◆ WHAT NEEDS TO BE DONE:
Each line below should be reproduced without any alteration.

======== MATERIAL ========

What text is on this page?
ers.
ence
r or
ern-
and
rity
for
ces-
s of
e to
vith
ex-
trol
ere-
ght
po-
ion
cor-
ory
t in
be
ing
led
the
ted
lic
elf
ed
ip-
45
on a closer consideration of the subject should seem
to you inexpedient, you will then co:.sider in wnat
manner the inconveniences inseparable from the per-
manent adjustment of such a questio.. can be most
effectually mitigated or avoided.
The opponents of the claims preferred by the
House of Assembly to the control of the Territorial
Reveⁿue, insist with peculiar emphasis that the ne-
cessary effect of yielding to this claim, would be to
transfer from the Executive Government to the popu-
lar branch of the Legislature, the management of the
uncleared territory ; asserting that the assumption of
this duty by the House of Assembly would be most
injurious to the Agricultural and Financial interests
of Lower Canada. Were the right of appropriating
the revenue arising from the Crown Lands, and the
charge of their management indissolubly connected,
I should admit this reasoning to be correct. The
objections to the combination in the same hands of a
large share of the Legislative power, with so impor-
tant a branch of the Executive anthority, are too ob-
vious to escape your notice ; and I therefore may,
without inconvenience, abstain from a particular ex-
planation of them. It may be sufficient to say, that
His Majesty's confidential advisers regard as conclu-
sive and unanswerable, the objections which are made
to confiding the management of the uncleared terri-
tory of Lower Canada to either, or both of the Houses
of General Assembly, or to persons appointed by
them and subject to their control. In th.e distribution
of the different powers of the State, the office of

========

◆ WRITTEN SOLUTION:
What text is on this page?
ers.
ence
r or
ern-
and
rity
for
ces-
s of
e to
vith
ex-
trol
ere-
ght
po-
ion
cor-
ory
t in
be
ing
led
the
ted
lic
elf
ed
ip-
45
on a closer consideration of the subject should seem
to you inexpedient, you will then co:.sider in wnat
manner the inconveniences inseparable from the per-
manent adjustment of such a questio.. can be most
effectually mitigated or avoided.
The opponents of the claims preferred by the
House of Assembly to the control of the Territorial
Reveⁿue, insist with peculiar emphasis that the ne-
cessary effect of yielding to this claim, would be to
transfer from the Executive Government to the popu-
lar branch of the Legislature, the management of the
uncleared territory ; asserting that the assumption of
this duty by the House of Assembly would be most
injurious to the Agricultural and Financial interests
of Lower Canada. Were the right of appropriating
the revenue arising from the Crown Lands, and the
charge of their management indissolubly connected,
I should admit this reasoning to be correct. The
objections to the combination in the same hands of a
large share of the Legislative power, with so impor-
tant a branch of the Executive anthority, are too ob-
vious to escape your notice ; and I therefore may,
without inconvenience, abstain from a particular ex-
planation of them. It may be sufficient to say, that
His Majesty's confidential advisers regard as conclu-
sive and unanswerable, the objections which are made
to confiding the management of the uncleared terri-
tory of Lower Canada to either, or both of the Houses
of General Assembly, or to persons appointed by
them and subject to their control. In th.e distribution
of the different powers of the State, the office of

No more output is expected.